:: LISTED RECORDS ::

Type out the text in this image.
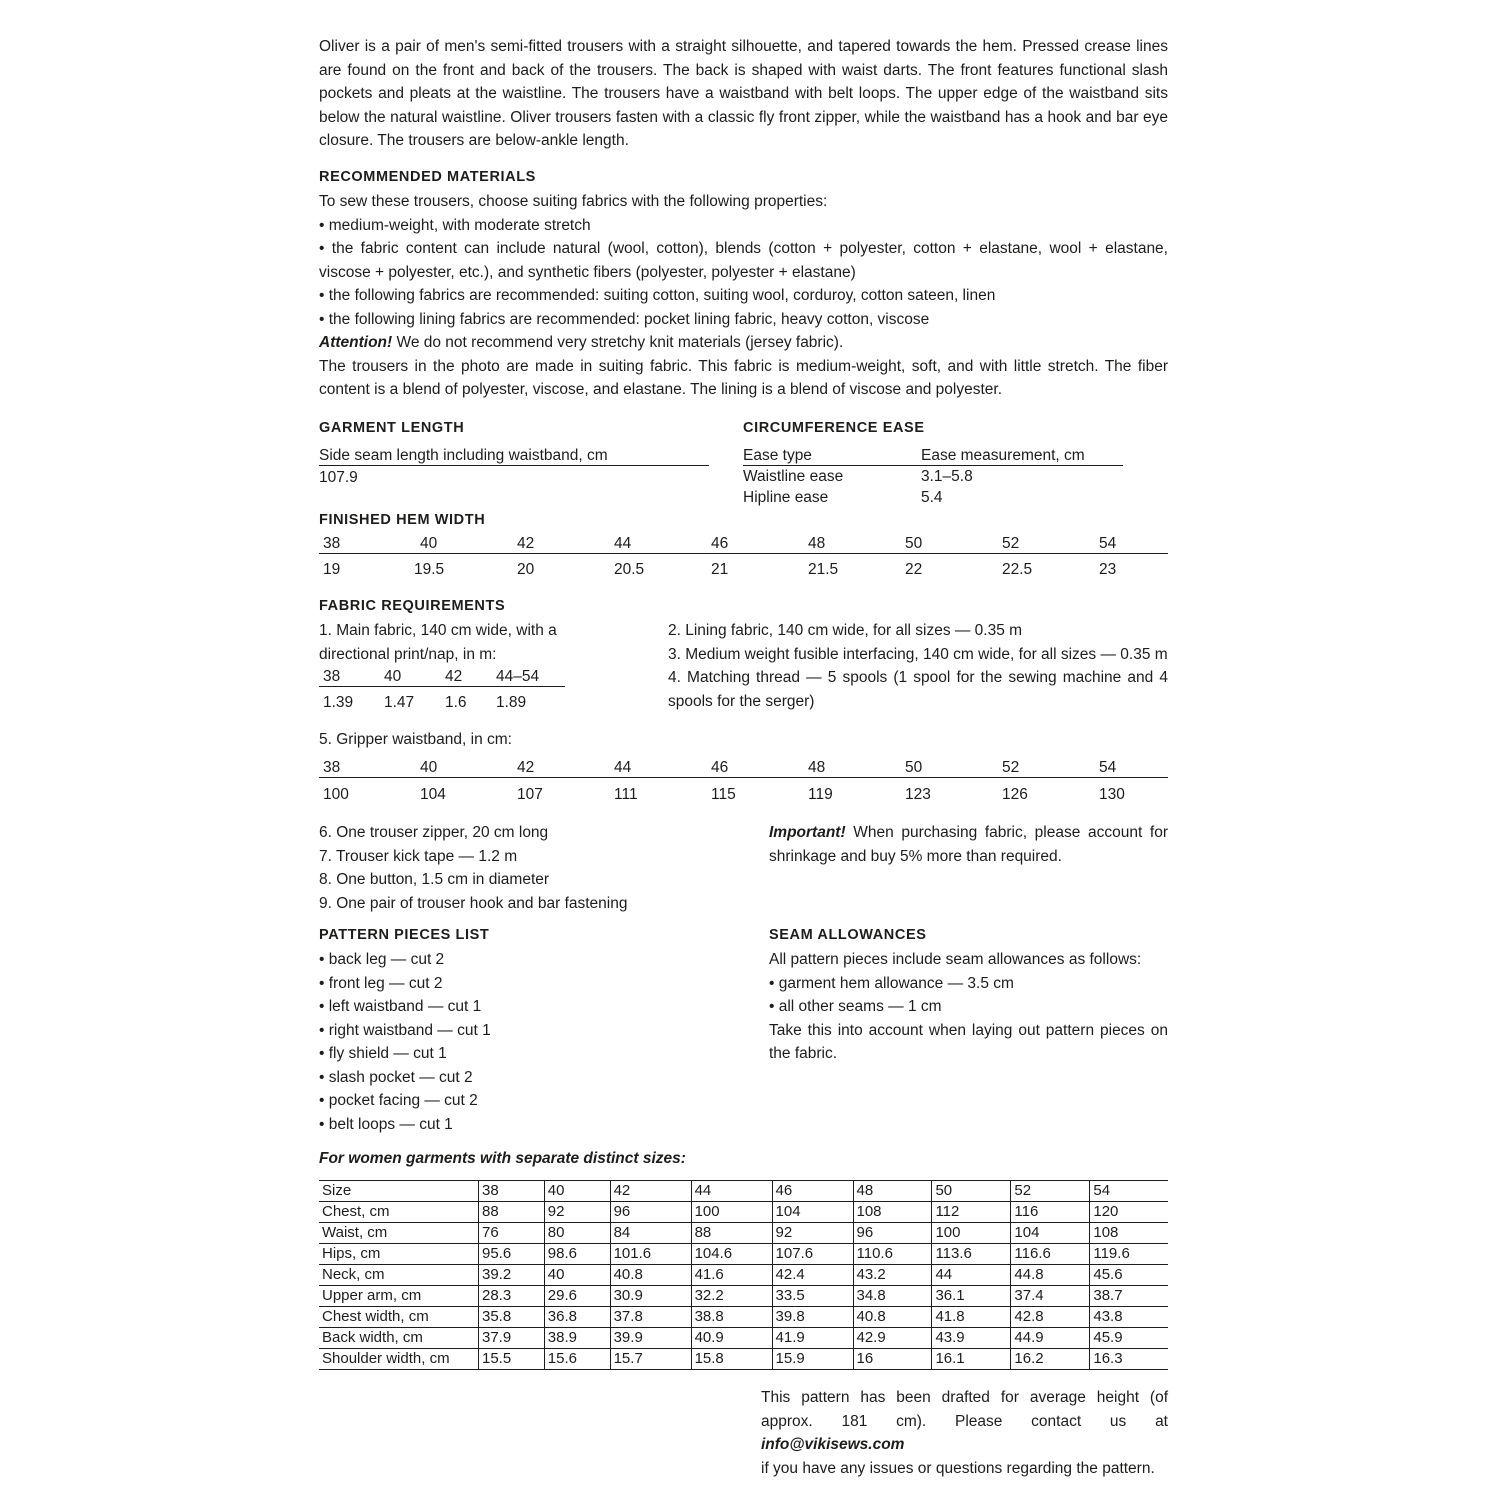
Oliver is a pair of men's semi-fitted trousers with a straight silhouette, and tapered towards the hem. Pressed crease lines are found on the front and back of the trousers. The back is shaped with waist darts. The front features functional slash pockets and pleats at the waistline. The trousers have a waistband with belt loops. The upper edge of the waistband sits below the natural waistline. Oliver trousers fasten with a classic fly front zipper, while the waistband has a hook and bar eye closure. The trousers are below-ankle length.
RECOMMENDED MATERIALS
To sew these trousers, choose suiting fabrics with the following properties:
• medium-weight, with moderate stretch
• the fabric content can include natural (wool, cotton), blends (cotton + polyester, cotton + elastane, wool + elastane, viscose + polyester, etc.), and synthetic fibers (polyester, polyester + elastane)
• the following fabrics are recommended: suiting cotton, suiting wool, corduroy, cotton sateen, linen
• the following lining fabrics are recommended: pocket lining fabric, heavy cotton, viscose
Attention! We do not recommend very stretchy knit materials (jersey fabric).
The trousers in the photo are made in suiting fabric. This fabric is medium-weight, soft, and with little stretch. The fiber content is a blend of polyester, viscose, and elastane. The lining is a blend of viscose and polyester.
GARMENT LENGTH
Side seam length including waistband, cm
107.9
CIRCUMFERENCE EASE
Ease type	Ease measurement, cm
Waistline ease	3.1–5.8
Hipline ease	5.4
FINISHED HEM WIDTH
38	40	42	44	46	48	50	52	54
19	19.5	20	20.5	21	21.5	22	22.5	23
FABRIC REQUIREMENTS
1. Main fabric, 140 cm wide, with a
directional print/nap, in m:
38	40	42	44–54
1.39	1.47	1.6	1.89
2. Lining fabric, 140 cm wide, for all sizes — 0.35 m
3. Medium weight fusible interfacing, 140 cm wide, for all sizes — 0.35 m
4. Matching thread — 5 spools (1 spool for the sewing machine and 4 spools for the serger)
5. Gripper waistband, in cm:
38	40	42	44	46	48	50	52	54
100	104	107	111	115	119	123	126	130
6. One trouser zipper, 20 cm long
7. Trouser kick tape — 1.2 m
8. One button, 1.5 cm in diameter
9. One pair of trouser hook and bar fastening
Important! When purchasing fabric, please account for shrinkage and buy 5% more than required.
PATTERN PIECES LIST
• back leg — cut 2
• front leg — cut 2
• left waistband — cut 1
• right waistband — cut 1
• fly shield — cut 1
• slash pocket — cut 2
• pocket facing — cut 2
• belt loops — cut 1
SEAM ALLOWANCES
All pattern pieces include seam allowances as follows:
• garment hem allowance — 3.5 cm
• all other seams — 1 cm
Take this into account when laying out pattern pieces on the fabric.
For women garments with separate distinct sizes:
Size	38	40	42	44	46	48	50	52	54
Chest, cm	88	92	96	100	104	108	112	116	120
Waist, cm	76	80	84	88	92	96	100	104	108
Hips, cm	95.6	98.6	101.6	104.6	107.6	110.6	113.6	116.6	119.6
Neck, cm	39.2	40	40.8	41.6	42.4	43.2	44	44.8	45.6
Upper arm, cm	28.3	29.6	30.9	32.2	33.5	34.8	36.1	37.4	38.7
Chest width, cm	35.8	36.8	37.8	38.8	39.8	40.8	41.8	42.8	43.8
Back width, cm	37.9	38.9	39.9	40.9	41.9	42.9	43.9	44.9	45.9
Shoulder width, cm	15.5	15.6	15.7	15.8	15.9	16	16.1	16.2	16.3
This pattern has been drafted for average height (of approx. 181 cm). Please contact us at info@vikisews.com
if you have any issues or questions regarding the pattern.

:::

_WORK INSTRUCTIONS_:
Copy out every line of the listing that includes the string "elastane".

_WRITTEN ANSWER_:
• the fabric content can include natural (wool, cotton), blends (cotton + polyester, cotton + elastane, wool + elastane, viscose + polyester, etc.), and synthetic fibers (polyester, polyester + elastane)
The trousers in the photo are made in suiting fabric. This fabric is medium-weight, soft, and with little stretch. The fiber content is a blend of polyester, viscose, and elastane. The lining is a blend of viscose and polyester.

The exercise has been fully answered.